Instructions to follow | In the entries below, find every line holding the string "Ngày" and collect it.

Data supplied |
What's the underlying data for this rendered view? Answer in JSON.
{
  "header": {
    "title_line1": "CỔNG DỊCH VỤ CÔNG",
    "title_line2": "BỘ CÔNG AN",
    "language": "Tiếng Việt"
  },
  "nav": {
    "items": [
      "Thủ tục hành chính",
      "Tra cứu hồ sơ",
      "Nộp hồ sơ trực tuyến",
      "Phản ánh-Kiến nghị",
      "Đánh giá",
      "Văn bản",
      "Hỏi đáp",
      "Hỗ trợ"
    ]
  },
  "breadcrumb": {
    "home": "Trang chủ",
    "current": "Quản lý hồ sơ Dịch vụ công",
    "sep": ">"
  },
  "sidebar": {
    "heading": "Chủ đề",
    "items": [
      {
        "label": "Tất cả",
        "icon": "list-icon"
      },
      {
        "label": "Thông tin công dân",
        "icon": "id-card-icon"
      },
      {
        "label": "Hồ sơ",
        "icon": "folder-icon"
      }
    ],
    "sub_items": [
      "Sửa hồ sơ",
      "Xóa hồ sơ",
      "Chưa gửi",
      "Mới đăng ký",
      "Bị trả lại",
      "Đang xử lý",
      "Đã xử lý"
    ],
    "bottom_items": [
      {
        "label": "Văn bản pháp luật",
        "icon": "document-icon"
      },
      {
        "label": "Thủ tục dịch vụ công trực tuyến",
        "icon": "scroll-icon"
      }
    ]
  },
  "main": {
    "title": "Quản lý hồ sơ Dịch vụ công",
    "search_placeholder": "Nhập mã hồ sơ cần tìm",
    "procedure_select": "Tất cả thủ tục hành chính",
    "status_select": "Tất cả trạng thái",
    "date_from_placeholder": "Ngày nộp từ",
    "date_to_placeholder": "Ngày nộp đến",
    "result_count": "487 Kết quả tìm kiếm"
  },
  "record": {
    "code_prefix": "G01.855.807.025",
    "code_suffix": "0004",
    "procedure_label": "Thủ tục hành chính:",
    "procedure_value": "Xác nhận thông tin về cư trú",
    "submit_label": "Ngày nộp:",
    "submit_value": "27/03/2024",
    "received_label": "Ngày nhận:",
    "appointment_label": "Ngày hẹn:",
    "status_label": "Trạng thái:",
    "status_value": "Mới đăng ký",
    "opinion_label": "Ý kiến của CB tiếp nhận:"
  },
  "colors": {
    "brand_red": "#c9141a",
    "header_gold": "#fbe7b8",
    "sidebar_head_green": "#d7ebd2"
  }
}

The result |
    "date_from_placeholder": "Ngày nộp từ",
    "date_to_placeholder": "Ngày nộp đến",
    "submit_label": "Ngày nộp:",
    "received_label": "Ngày nhận:",
    "appointment_label": "Ngày hẹn:",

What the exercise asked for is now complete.